Directions for this task: Gather every line holding the string "hàng".

Entries shown:
———
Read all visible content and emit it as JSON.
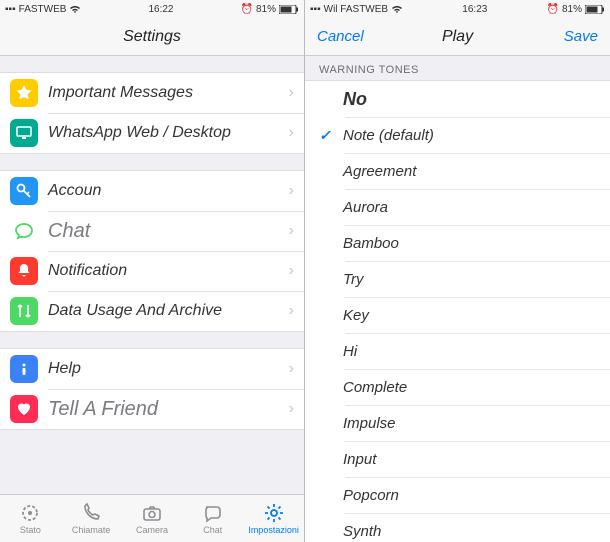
{
  "left": {
    "status": {
      "carrier": "FASTWEB",
      "time": "16:22",
      "battery": "81%"
    },
    "nav": {
      "title": "Settings"
    },
    "groups": [
      {
        "rows": [
          {
            "icon_bg": "#ffcc00",
            "icon": "star",
            "label": "Important Messages"
          },
          {
            "icon_bg": "#00a98f",
            "icon": "desktop",
            "label": "WhatsApp Web / Desktop"
          }
        ]
      },
      {
        "rows": [
          {
            "icon_bg": "#2196f3",
            "icon": "key",
            "label": "Accoun"
          },
          {
            "icon_bg": "#ffffff",
            "icon": "chat-outline",
            "label": "Chat"
          },
          {
            "icon_bg": "#ff3b30",
            "icon": "bell",
            "label": "Notification"
          },
          {
            "icon_bg": "#4cd964",
            "icon": "data",
            "label": "Data Usage And Archive"
          }
        ]
      },
      {
        "rows": [
          {
            "icon_bg": "#3b82f6",
            "icon": "info",
            "label": "Help"
          },
          {
            "icon_bg": "#ff2d55",
            "icon": "heart",
            "label": "Tell A Friend"
          }
        ]
      }
    ],
    "tabs": [
      {
        "icon": "status",
        "label": "Stato"
      },
      {
        "icon": "calls",
        "label": "Chiamate"
      },
      {
        "icon": "camera",
        "label": "Camera"
      },
      {
        "icon": "chats",
        "label": "Chat"
      },
      {
        "icon": "settings",
        "label": "Impostazioni",
        "active": true
      }
    ]
  },
  "right": {
    "status": {
      "carrier": "Wil FASTWEB",
      "time": "16:23",
      "battery": "81%"
    },
    "nav": {
      "cancel": "Cancel",
      "title": "Play",
      "save": "Save"
    },
    "section": "WARNING TONES",
    "tones": [
      {
        "label": "No",
        "big": true
      },
      {
        "label": "Note (default)",
        "checked": true
      },
      {
        "label": "Agreement"
      },
      {
        "label": "Aurora"
      },
      {
        "label": "Bamboo"
      },
      {
        "label": "Try"
      },
      {
        "label": "Key"
      },
      {
        "label": "Hi"
      },
      {
        "label": "Complete"
      },
      {
        "label": "Impulse"
      },
      {
        "label": "Input"
      },
      {
        "label": "Popcorn"
      },
      {
        "label": "Synth"
      }
    ]
  }
}
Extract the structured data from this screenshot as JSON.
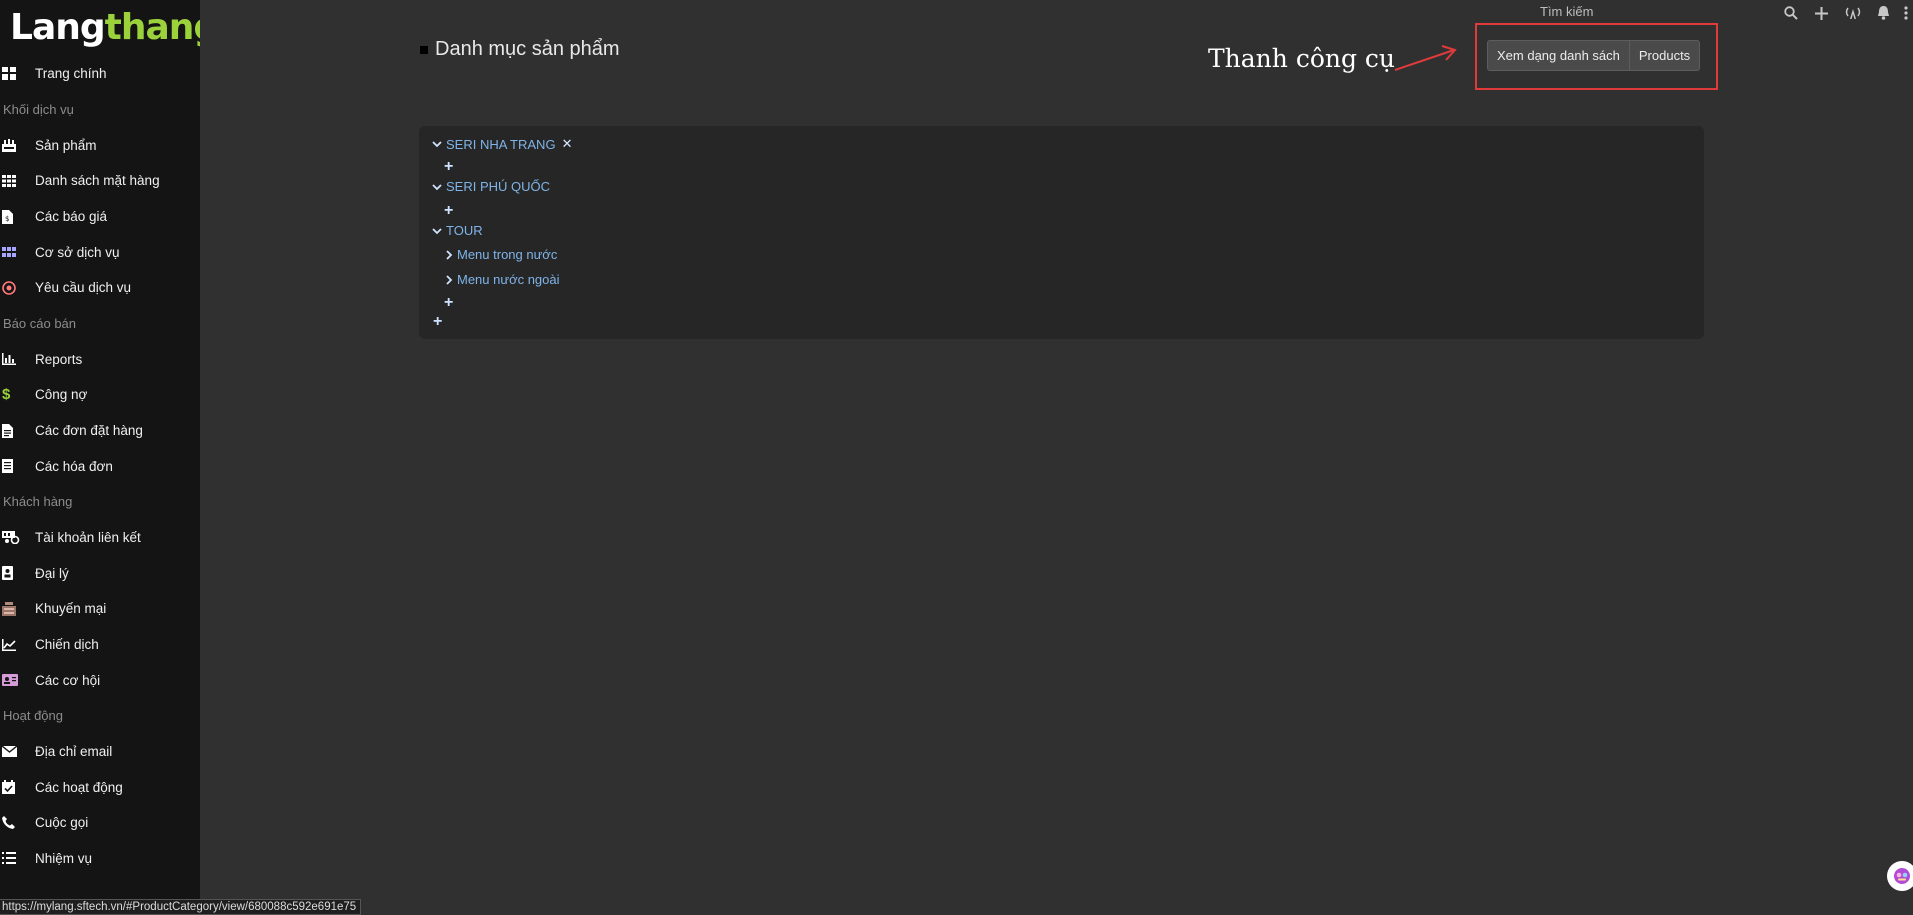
{
  "logo": {
    "part1": "Lang",
    "part2": "thang"
  },
  "sidebar": {
    "items": [
      {
        "type": "item",
        "label": "Trang chính",
        "icon": "dashboard-icon"
      },
      {
        "type": "section",
        "label": "Khối dịch vụ"
      },
      {
        "type": "item",
        "label": "Sản phẩm",
        "icon": "products-icon"
      },
      {
        "type": "item",
        "label": "Danh sách mặt hàng",
        "icon": "grid-icon"
      },
      {
        "type": "item",
        "label": "Các báo giá",
        "icon": "quote-icon"
      },
      {
        "type": "item",
        "label": "Cơ sở dịch vụ",
        "icon": "dots-grid-icon"
      },
      {
        "type": "item",
        "label": "Yêu cầu dịch vụ",
        "icon": "target-icon"
      },
      {
        "type": "section",
        "label": "Báo cáo bán"
      },
      {
        "type": "item",
        "label": "Reports",
        "icon": "bar-chart-icon"
      },
      {
        "type": "item",
        "label": "Công nợ",
        "icon": "dollar-icon"
      },
      {
        "type": "item",
        "label": "Các đơn đặt hàng",
        "icon": "order-icon"
      },
      {
        "type": "item",
        "label": "Các hóa đơn",
        "icon": "invoice-icon"
      },
      {
        "type": "section",
        "label": "Khách hàng"
      },
      {
        "type": "item",
        "label": "Tài khoản liên kết",
        "icon": "linked-account-icon"
      },
      {
        "type": "item",
        "label": "Đại lý",
        "icon": "agent-icon"
      },
      {
        "type": "item",
        "label": "Khuyến mại",
        "icon": "promotion-icon"
      },
      {
        "type": "item",
        "label": "Chiến dịch",
        "icon": "line-chart-icon"
      },
      {
        "type": "item",
        "label": "Các cơ hội",
        "icon": "id-card-icon"
      },
      {
        "type": "section",
        "label": "Hoạt động"
      },
      {
        "type": "item",
        "label": "Địa chỉ email",
        "icon": "envelope-icon"
      },
      {
        "type": "item",
        "label": "Các hoạt động",
        "icon": "calendar-check-icon"
      },
      {
        "type": "item",
        "label": "Cuộc gọi",
        "icon": "phone-icon"
      },
      {
        "type": "item",
        "label": "Nhiệm vụ",
        "icon": "task-list-icon"
      }
    ]
  },
  "topbar": {
    "search_label": "Tìm kiếm",
    "icons": [
      "search-icon",
      "plus-icon",
      "broadcast-icon",
      "bell-icon",
      "kebab-menu-icon"
    ]
  },
  "main": {
    "title": "Danh mục sản phẩm",
    "annotation": "Thanh công cụ",
    "toolbar": {
      "list_view_label": "Xem dạng danh sách",
      "products_label": "Products"
    },
    "tree": {
      "nodes": [
        {
          "label": "SERI NHA TRANG",
          "expanded": true,
          "removable": true
        },
        {
          "label": "SERI PHÚ QUỐC",
          "expanded": true
        },
        {
          "label": "TOUR",
          "expanded": true,
          "children": [
            "Menu trong nước",
            "Menu nước ngoài"
          ]
        }
      ]
    }
  },
  "status_bar": {
    "url": "https://mylang.sftech.vn/#ProductCategory/view/680088c592e691e75"
  },
  "colors": {
    "background": "#303030",
    "sidebar": "#141414",
    "panel": "#262626",
    "tree_link": "#7fb4e8",
    "logo_accent": "#9bd23b",
    "highlight_box": "#e03a3a"
  }
}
———
Result of the exercise:
        "label": "Danh sách mặt hàng",
        "label": "Các đơn đặt hàng",
        "label": "Khách hàng"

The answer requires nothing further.